** Supplied data **

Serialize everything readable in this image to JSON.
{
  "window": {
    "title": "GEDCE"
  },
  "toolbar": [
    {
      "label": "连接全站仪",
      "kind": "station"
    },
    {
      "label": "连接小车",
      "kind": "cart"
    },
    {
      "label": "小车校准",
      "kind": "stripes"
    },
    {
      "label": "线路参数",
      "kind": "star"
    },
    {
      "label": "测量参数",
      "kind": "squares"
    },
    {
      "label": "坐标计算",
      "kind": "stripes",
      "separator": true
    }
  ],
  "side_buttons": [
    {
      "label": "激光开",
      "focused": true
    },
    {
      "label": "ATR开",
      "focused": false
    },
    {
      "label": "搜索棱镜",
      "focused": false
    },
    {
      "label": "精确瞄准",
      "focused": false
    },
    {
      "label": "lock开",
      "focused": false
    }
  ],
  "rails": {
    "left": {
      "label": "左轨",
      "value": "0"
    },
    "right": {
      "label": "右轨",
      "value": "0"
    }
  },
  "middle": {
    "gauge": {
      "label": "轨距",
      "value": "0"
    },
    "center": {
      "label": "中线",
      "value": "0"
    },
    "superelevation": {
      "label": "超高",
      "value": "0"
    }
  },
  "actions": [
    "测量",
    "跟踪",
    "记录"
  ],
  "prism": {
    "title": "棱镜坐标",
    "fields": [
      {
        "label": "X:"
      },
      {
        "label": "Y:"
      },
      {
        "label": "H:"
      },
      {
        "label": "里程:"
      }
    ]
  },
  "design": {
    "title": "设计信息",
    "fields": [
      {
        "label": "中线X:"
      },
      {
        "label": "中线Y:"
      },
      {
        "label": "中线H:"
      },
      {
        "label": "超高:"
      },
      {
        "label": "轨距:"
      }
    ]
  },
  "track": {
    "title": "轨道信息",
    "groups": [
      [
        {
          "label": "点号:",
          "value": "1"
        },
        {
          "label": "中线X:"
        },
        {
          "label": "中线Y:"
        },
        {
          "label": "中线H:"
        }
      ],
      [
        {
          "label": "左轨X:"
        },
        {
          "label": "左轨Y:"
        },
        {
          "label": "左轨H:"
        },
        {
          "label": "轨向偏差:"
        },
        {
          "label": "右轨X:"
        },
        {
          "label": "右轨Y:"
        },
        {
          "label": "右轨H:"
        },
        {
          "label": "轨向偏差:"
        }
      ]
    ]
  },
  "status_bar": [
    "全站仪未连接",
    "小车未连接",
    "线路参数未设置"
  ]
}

** To do **
Extract all of the data shown above and repeat it verbatim.

** Correct result **
Serialize everything readable in this image to JSON.
{
  "window": {
    "title": "GEDCE"
  },
  "toolbar": [
    {
      "label": "连接全站仪",
      "kind": "station"
    },
    {
      "label": "连接小车",
      "kind": "cart"
    },
    {
      "label": "小车校准",
      "kind": "stripes"
    },
    {
      "label": "线路参数",
      "kind": "star"
    },
    {
      "label": "测量参数",
      "kind": "squares"
    },
    {
      "label": "坐标计算",
      "kind": "stripes",
      "separator": true
    }
  ],
  "side_buttons": [
    {
      "label": "激光开",
      "focused": true
    },
    {
      "label": "ATR开",
      "focused": false
    },
    {
      "label": "搜索棱镜",
      "focused": false
    },
    {
      "label": "精确瞄准",
      "focused": false
    },
    {
      "label": "lock开",
      "focused": false
    }
  ],
  "rails": {
    "left": {
      "label": "左轨",
      "value": "0"
    },
    "right": {
      "label": "右轨",
      "value": "0"
    }
  },
  "middle": {
    "gauge": {
      "label": "轨距",
      "value": "0"
    },
    "center": {
      "label": "中线",
      "value": "0"
    },
    "superelevation": {
      "label": "超高",
      "value": "0"
    }
  },
  "actions": [
    "测量",
    "跟踪",
    "记录"
  ],
  "prism": {
    "title": "棱镜坐标",
    "fields": [
      {
        "label": "X:"
      },
      {
        "label": "Y:"
      },
      {
        "label": "H:"
      },
      {
        "label": "里程:"
      }
    ]
  },
  "design": {
    "title": "设计信息",
    "fields": [
      {
        "label": "中线X:"
      },
      {
        "label": "中线Y:"
      },
      {
        "label": "中线H:"
      },
      {
        "label": "超高:"
      },
      {
        "label": "轨距:"
      }
    ]
  },
  "track": {
    "title": "轨道信息",
    "groups": [
      [
        {
          "label": "点号:",
          "value": "1"
        },
        {
          "label": "中线X:"
        },
        {
          "label": "中线Y:"
        },
        {
          "label": "中线H:"
        }
      ],
      [
        {
          "label": "左轨X:"
        },
        {
          "label": "左轨Y:"
        },
        {
          "label": "左轨H:"
        },
        {
          "label": "轨向偏差:"
        },
        {
          "label": "右轨X:"
        },
        {
          "label": "右轨Y:"
        },
        {
          "label": "右轨H:"
        },
        {
          "label": "轨向偏差:"
        }
      ]
    ]
  },
  "status_bar": [
    "全站仪未连接",
    "小车未连接",
    "线路参数未设置"
  ]
}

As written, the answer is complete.